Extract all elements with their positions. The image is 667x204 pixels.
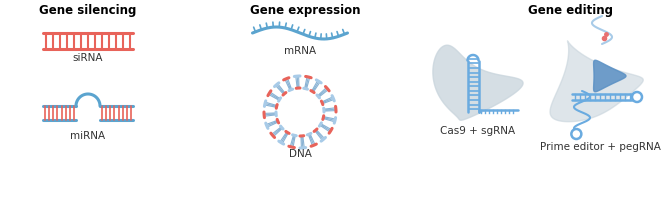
Polygon shape (550, 41, 643, 122)
Polygon shape (276, 88, 324, 136)
Text: DNA: DNA (289, 149, 311, 159)
Text: Gene expression: Gene expression (249, 4, 360, 17)
Text: Gene silencing: Gene silencing (39, 4, 137, 17)
Polygon shape (594, 60, 626, 92)
Text: siRNA: siRNA (73, 53, 103, 63)
Polygon shape (433, 45, 523, 120)
Text: Prime editor + pegRNA: Prime editor + pegRNA (540, 142, 660, 152)
Circle shape (632, 92, 642, 102)
Text: Cas9 + sgRNA: Cas9 + sgRNA (440, 126, 516, 136)
Text: miRNA: miRNA (71, 131, 105, 141)
Circle shape (572, 129, 582, 139)
Text: Gene editing: Gene editing (528, 4, 612, 17)
Text: mRNA: mRNA (284, 46, 316, 56)
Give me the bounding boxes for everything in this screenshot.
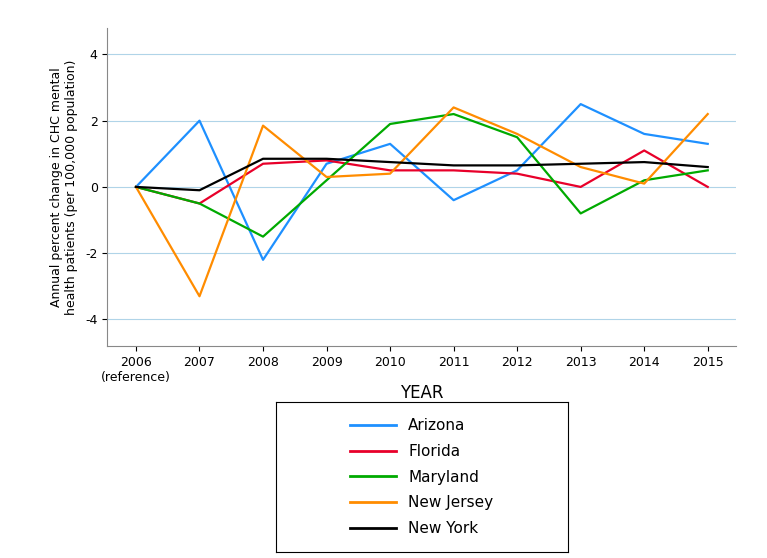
- - -
What the task asks
Write out the records shown above exactly, but do not include any images.

Written response
Extract all elements with their positions. The image is 667x204 pixels.
Polygon shape (550, 41, 643, 122)
Polygon shape (276, 88, 324, 136)
Text: DNA: DNA (289, 149, 311, 159)
Text: Gene expression: Gene expression (249, 4, 360, 17)
Text: Gene silencing: Gene silencing (39, 4, 137, 17)
Polygon shape (594, 60, 626, 92)
Text: siRNA: siRNA (73, 53, 103, 63)
Polygon shape (433, 45, 523, 120)
Text: Prime editor + pegRNA: Prime editor + pegRNA (540, 142, 660, 152)
Circle shape (632, 92, 642, 102)
Text: Cas9 + sgRNA: Cas9 + sgRNA (440, 126, 516, 136)
Text: miRNA: miRNA (71, 131, 105, 141)
Circle shape (572, 129, 582, 139)
Text: Gene editing: Gene editing (528, 4, 612, 17)
Text: mRNA: mRNA (284, 46, 316, 56)
Give me the bounding boxes for everything in this screenshot.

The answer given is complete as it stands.